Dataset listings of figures
————

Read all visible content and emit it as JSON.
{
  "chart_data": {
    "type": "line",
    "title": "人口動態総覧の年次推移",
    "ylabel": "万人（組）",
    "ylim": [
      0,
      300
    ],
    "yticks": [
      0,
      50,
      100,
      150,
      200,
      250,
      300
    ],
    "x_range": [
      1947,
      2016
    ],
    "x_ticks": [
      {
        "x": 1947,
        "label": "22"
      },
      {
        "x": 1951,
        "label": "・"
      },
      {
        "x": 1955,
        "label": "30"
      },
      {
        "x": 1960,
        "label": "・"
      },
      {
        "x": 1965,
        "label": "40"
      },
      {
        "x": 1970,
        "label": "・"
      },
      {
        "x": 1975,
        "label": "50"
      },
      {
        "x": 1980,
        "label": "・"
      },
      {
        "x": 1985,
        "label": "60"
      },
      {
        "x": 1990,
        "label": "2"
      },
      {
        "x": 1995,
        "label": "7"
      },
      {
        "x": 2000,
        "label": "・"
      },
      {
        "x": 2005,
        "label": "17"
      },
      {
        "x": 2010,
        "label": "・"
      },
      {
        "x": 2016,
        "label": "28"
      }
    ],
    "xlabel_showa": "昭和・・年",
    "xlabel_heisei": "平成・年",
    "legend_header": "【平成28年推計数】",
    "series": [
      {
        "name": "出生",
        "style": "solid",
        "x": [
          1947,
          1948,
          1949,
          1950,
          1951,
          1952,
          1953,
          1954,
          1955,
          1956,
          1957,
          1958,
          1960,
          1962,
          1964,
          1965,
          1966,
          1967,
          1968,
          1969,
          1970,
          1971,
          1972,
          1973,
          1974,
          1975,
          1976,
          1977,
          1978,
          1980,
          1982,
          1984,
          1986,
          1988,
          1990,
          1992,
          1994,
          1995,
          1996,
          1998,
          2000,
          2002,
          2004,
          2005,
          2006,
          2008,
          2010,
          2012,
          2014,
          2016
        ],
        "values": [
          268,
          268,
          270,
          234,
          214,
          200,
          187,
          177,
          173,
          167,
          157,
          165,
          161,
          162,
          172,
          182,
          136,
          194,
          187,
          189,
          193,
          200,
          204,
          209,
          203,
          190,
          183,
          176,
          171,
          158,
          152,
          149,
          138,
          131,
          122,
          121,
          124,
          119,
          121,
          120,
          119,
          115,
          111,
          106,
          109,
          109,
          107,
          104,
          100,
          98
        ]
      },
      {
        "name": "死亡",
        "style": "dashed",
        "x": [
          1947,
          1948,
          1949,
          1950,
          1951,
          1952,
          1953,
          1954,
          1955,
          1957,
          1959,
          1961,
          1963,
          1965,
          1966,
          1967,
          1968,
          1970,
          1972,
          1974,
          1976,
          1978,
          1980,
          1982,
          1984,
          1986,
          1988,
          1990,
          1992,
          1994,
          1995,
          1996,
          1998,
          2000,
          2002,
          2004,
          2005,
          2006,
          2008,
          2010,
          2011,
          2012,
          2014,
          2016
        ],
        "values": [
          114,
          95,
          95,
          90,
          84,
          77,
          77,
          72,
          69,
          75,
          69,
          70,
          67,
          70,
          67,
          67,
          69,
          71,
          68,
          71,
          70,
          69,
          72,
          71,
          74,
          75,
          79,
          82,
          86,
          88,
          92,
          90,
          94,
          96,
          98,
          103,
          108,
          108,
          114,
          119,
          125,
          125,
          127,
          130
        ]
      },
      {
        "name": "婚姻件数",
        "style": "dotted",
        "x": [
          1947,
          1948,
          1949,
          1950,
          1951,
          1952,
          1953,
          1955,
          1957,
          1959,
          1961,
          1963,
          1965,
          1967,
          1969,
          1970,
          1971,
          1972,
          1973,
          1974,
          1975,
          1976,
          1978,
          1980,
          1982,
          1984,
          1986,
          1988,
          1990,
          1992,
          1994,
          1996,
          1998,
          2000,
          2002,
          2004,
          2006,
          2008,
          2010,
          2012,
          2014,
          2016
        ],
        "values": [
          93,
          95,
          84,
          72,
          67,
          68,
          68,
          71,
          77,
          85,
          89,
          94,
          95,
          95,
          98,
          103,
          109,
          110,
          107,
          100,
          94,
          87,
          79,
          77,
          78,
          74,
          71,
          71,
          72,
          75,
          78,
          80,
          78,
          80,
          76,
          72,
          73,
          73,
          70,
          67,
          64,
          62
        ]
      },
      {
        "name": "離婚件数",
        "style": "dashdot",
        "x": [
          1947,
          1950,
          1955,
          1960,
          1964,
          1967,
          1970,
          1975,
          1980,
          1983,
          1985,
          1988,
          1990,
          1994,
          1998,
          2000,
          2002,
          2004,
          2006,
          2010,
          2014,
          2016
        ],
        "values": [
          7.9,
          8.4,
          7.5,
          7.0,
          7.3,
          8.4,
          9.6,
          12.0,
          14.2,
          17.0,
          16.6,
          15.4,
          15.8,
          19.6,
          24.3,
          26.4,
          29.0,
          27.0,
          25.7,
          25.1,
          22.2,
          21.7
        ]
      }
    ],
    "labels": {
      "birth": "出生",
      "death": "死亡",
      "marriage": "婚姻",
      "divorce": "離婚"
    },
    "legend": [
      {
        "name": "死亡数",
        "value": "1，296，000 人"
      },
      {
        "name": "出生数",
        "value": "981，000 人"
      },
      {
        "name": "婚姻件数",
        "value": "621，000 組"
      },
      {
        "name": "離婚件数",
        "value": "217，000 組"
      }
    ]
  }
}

————

Task statement: Using the listing above, please repeat every entry exactly.

Solution to this problem:
Read all visible content and emit it as JSON.
{
  "chart_data": {
    "type": "line",
    "title": "人口動態総覧の年次推移",
    "ylabel": "万人（組）",
    "ylim": [
      0,
      300
    ],
    "yticks": [
      0,
      50,
      100,
      150,
      200,
      250,
      300
    ],
    "x_range": [
      1947,
      2016
    ],
    "x_ticks": [
      {
        "x": 1947,
        "label": "22"
      },
      {
        "x": 1951,
        "label": "・"
      },
      {
        "x": 1955,
        "label": "30"
      },
      {
        "x": 1960,
        "label": "・"
      },
      {
        "x": 1965,
        "label": "40"
      },
      {
        "x": 1970,
        "label": "・"
      },
      {
        "x": 1975,
        "label": "50"
      },
      {
        "x": 1980,
        "label": "・"
      },
      {
        "x": 1985,
        "label": "60"
      },
      {
        "x": 1990,
        "label": "2"
      },
      {
        "x": 1995,
        "label": "7"
      },
      {
        "x": 2000,
        "label": "・"
      },
      {
        "x": 2005,
        "label": "17"
      },
      {
        "x": 2010,
        "label": "・"
      },
      {
        "x": 2016,
        "label": "28"
      }
    ],
    "xlabel_showa": "昭和・・年",
    "xlabel_heisei": "平成・年",
    "legend_header": "【平成28年推計数】",
    "series": [
      {
        "name": "出生",
        "style": "solid",
        "x": [
          1947,
          1948,
          1949,
          1950,
          1951,
          1952,
          1953,
          1954,
          1955,
          1956,
          1957,
          1958,
          1960,
          1962,
          1964,
          1965,
          1966,
          1967,
          1968,
          1969,
          1970,
          1971,
          1972,
          1973,
          1974,
          1975,
          1976,
          1977,
          1978,
          1980,
          1982,
          1984,
          1986,
          1988,
          1990,
          1992,
          1994,
          1995,
          1996,
          1998,
          2000,
          2002,
          2004,
          2005,
          2006,
          2008,
          2010,
          2012,
          2014,
          2016
        ],
        "values": [
          268,
          268,
          270,
          234,
          214,
          200,
          187,
          177,
          173,
          167,
          157,
          165,
          161,
          162,
          172,
          182,
          136,
          194,
          187,
          189,
          193,
          200,
          204,
          209,
          203,
          190,
          183,
          176,
          171,
          158,
          152,
          149,
          138,
          131,
          122,
          121,
          124,
          119,
          121,
          120,
          119,
          115,
          111,
          106,
          109,
          109,
          107,
          104,
          100,
          98
        ]
      },
      {
        "name": "死亡",
        "style": "dashed",
        "x": [
          1947,
          1948,
          1949,
          1950,
          1951,
          1952,
          1953,
          1954,
          1955,
          1957,
          1959,
          1961,
          1963,
          1965,
          1966,
          1967,
          1968,
          1970,
          1972,
          1974,
          1976,
          1978,
          1980,
          1982,
          1984,
          1986,
          1988,
          1990,
          1992,
          1994,
          1995,
          1996,
          1998,
          2000,
          2002,
          2004,
          2005,
          2006,
          2008,
          2010,
          2011,
          2012,
          2014,
          2016
        ],
        "values": [
          114,
          95,
          95,
          90,
          84,
          77,
          77,
          72,
          69,
          75,
          69,
          70,
          67,
          70,
          67,
          67,
          69,
          71,
          68,
          71,
          70,
          69,
          72,
          71,
          74,
          75,
          79,
          82,
          86,
          88,
          92,
          90,
          94,
          96,
          98,
          103,
          108,
          108,
          114,
          119,
          125,
          125,
          127,
          130
        ]
      },
      {
        "name": "婚姻件数",
        "style": "dotted",
        "x": [
          1947,
          1948,
          1949,
          1950,
          1951,
          1952,
          1953,
          1955,
          1957,
          1959,
          1961,
          1963,
          1965,
          1967,
          1969,
          1970,
          1971,
          1972,
          1973,
          1974,
          1975,
          1976,
          1978,
          1980,
          1982,
          1984,
          1986,
          1988,
          1990,
          1992,
          1994,
          1996,
          1998,
          2000,
          2002,
          2004,
          2006,
          2008,
          2010,
          2012,
          2014,
          2016
        ],
        "values": [
          93,
          95,
          84,
          72,
          67,
          68,
          68,
          71,
          77,
          85,
          89,
          94,
          95,
          95,
          98,
          103,
          109,
          110,
          107,
          100,
          94,
          87,
          79,
          77,
          78,
          74,
          71,
          71,
          72,
          75,
          78,
          80,
          78,
          80,
          76,
          72,
          73,
          73,
          70,
          67,
          64,
          62
        ]
      },
      {
        "name": "離婚件数",
        "style": "dashdot",
        "x": [
          1947,
          1950,
          1955,
          1960,
          1964,
          1967,
          1970,
          1975,
          1980,
          1983,
          1985,
          1988,
          1990,
          1994,
          1998,
          2000,
          2002,
          2004,
          2006,
          2010,
          2014,
          2016
        ],
        "values": [
          7.9,
          8.4,
          7.5,
          7.0,
          7.3,
          8.4,
          9.6,
          12.0,
          14.2,
          17.0,
          16.6,
          15.4,
          15.8,
          19.6,
          24.3,
          26.4,
          29.0,
          27.0,
          25.7,
          25.1,
          22.2,
          21.7
        ]
      }
    ],
    "labels": {
      "birth": "出生",
      "death": "死亡",
      "marriage": "婚姻",
      "divorce": "離婚"
    },
    "legend": [
      {
        "name": "死亡数",
        "value": "1，296，000 人"
      },
      {
        "name": "出生数",
        "value": "981，000 人"
      },
      {
        "name": "婚姻件数",
        "value": "621，000 組"
      },
      {
        "name": "離婚件数",
        "value": "217，000 組"
      }
    ]
  }
}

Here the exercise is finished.